When you reach the listing below, copy each line exactly.

========================================

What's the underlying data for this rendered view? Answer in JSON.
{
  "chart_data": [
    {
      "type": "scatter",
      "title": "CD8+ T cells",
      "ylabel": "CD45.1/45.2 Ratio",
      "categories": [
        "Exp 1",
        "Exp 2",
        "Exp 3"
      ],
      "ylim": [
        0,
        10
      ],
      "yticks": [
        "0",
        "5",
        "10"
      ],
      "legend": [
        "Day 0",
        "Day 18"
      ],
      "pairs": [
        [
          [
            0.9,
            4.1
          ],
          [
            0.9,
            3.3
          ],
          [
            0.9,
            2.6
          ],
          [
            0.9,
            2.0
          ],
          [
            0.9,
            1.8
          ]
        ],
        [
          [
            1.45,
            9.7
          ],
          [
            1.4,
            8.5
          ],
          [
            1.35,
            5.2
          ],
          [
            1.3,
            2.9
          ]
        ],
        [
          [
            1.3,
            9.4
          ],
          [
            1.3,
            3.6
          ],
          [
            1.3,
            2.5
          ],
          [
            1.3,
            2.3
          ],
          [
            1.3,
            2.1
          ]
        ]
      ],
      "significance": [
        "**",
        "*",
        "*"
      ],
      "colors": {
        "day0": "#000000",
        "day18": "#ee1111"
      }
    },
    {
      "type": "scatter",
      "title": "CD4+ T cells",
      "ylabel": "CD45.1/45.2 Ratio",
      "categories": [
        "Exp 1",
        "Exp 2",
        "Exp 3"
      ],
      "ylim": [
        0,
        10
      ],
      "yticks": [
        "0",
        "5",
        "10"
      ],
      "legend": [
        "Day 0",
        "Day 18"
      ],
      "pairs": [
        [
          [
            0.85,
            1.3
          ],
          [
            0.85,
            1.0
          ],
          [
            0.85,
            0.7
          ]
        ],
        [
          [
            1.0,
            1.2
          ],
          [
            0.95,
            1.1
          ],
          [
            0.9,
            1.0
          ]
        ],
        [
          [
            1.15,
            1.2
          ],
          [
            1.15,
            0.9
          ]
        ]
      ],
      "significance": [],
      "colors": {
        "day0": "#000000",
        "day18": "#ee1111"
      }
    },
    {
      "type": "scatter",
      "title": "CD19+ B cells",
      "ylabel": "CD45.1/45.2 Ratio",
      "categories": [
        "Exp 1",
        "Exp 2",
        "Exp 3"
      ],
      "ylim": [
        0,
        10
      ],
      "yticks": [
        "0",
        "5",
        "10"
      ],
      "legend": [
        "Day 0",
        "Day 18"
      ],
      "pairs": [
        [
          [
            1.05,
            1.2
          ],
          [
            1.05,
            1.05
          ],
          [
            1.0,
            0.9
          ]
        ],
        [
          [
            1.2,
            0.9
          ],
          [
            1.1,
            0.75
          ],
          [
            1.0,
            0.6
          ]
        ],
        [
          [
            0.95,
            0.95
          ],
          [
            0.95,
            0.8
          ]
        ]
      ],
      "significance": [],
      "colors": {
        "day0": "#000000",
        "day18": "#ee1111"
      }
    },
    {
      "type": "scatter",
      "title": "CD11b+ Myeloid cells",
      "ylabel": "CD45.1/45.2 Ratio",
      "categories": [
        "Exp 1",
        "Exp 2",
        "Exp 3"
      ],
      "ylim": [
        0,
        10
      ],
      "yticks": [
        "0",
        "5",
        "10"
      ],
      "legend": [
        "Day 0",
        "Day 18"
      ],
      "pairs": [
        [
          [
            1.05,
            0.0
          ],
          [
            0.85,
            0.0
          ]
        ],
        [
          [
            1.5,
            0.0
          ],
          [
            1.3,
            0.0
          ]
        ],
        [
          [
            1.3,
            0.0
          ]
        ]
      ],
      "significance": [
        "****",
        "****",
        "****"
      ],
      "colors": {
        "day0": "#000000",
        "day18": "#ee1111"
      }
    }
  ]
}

========================================

:: EXERCISE RESULT ::
What's the underlying data for this rendered view? Answer in JSON.
{
  "chart_data": [
    {
      "type": "scatter",
      "title": "CD8+ T cells",
      "ylabel": "CD45.1/45.2 Ratio",
      "categories": [
        "Exp 1",
        "Exp 2",
        "Exp 3"
      ],
      "ylim": [
        0,
        10
      ],
      "yticks": [
        "0",
        "5",
        "10"
      ],
      "legend": [
        "Day 0",
        "Day 18"
      ],
      "pairs": [
        [
          [
            0.9,
            4.1
          ],
          [
            0.9,
            3.3
          ],
          [
            0.9,
            2.6
          ],
          [
            0.9,
            2.0
          ],
          [
            0.9,
            1.8
          ]
        ],
        [
          [
            1.45,
            9.7
          ],
          [
            1.4,
            8.5
          ],
          [
            1.35,
            5.2
          ],
          [
            1.3,
            2.9
          ]
        ],
        [
          [
            1.3,
            9.4
          ],
          [
            1.3,
            3.6
          ],
          [
            1.3,
            2.5
          ],
          [
            1.3,
            2.3
          ],
          [
            1.3,
            2.1
          ]
        ]
      ],
      "significance": [
        "**",
        "*",
        "*"
      ],
      "colors": {
        "day0": "#000000",
        "day18": "#ee1111"
      }
    },
    {
      "type": "scatter",
      "title": "CD4+ T cells",
      "ylabel": "CD45.1/45.2 Ratio",
      "categories": [
        "Exp 1",
        "Exp 2",
        "Exp 3"
      ],
      "ylim": [
        0,
        10
      ],
      "yticks": [
        "0",
        "5",
        "10"
      ],
      "legend": [
        "Day 0",
        "Day 18"
      ],
      "pairs": [
        [
          [
            0.85,
            1.3
          ],
          [
            0.85,
            1.0
          ],
          [
            0.85,
            0.7
          ]
        ],
        [
          [
            1.0,
            1.2
          ],
          [
            0.95,
            1.1
          ],
          [
            0.9,
            1.0
          ]
        ],
        [
          [
            1.15,
            1.2
          ],
          [
            1.15,
            0.9
          ]
        ]
      ],
      "significance": [],
      "colors": {
        "day0": "#000000",
        "day18": "#ee1111"
      }
    },
    {
      "type": "scatter",
      "title": "CD19+ B cells",
      "ylabel": "CD45.1/45.2 Ratio",
      "categories": [
        "Exp 1",
        "Exp 2",
        "Exp 3"
      ],
      "ylim": [
        0,
        10
      ],
      "yticks": [
        "0",
        "5",
        "10"
      ],
      "legend": [
        "Day 0",
        "Day 18"
      ],
      "pairs": [
        [
          [
            1.05,
            1.2
          ],
          [
            1.05,
            1.05
          ],
          [
            1.0,
            0.9
          ]
        ],
        [
          [
            1.2,
            0.9
          ],
          [
            1.1,
            0.75
          ],
          [
            1.0,
            0.6
          ]
        ],
        [
          [
            0.95,
            0.95
          ],
          [
            0.95,
            0.8
          ]
        ]
      ],
      "significance": [],
      "colors": {
        "day0": "#000000",
        "day18": "#ee1111"
      }
    },
    {
      "type": "scatter",
      "title": "CD11b+ Myeloid cells",
      "ylabel": "CD45.1/45.2 Ratio",
      "categories": [
        "Exp 1",
        "Exp 2",
        "Exp 3"
      ],
      "ylim": [
        0,
        10
      ],
      "yticks": [
        "0",
        "5",
        "10"
      ],
      "legend": [
        "Day 0",
        "Day 18"
      ],
      "pairs": [
        [
          [
            1.05,
            0.0
          ],
          [
            0.85,
            0.0
          ]
        ],
        [
          [
            1.5,
            0.0
          ],
          [
            1.3,
            0.0
          ]
        ],
        [
          [
            1.3,
            0.0
          ]
        ]
      ],
      "significance": [
        "****",
        "****",
        "****"
      ],
      "colors": {
        "day0": "#000000",
        "day18": "#ee1111"
      }
    }
  ]
}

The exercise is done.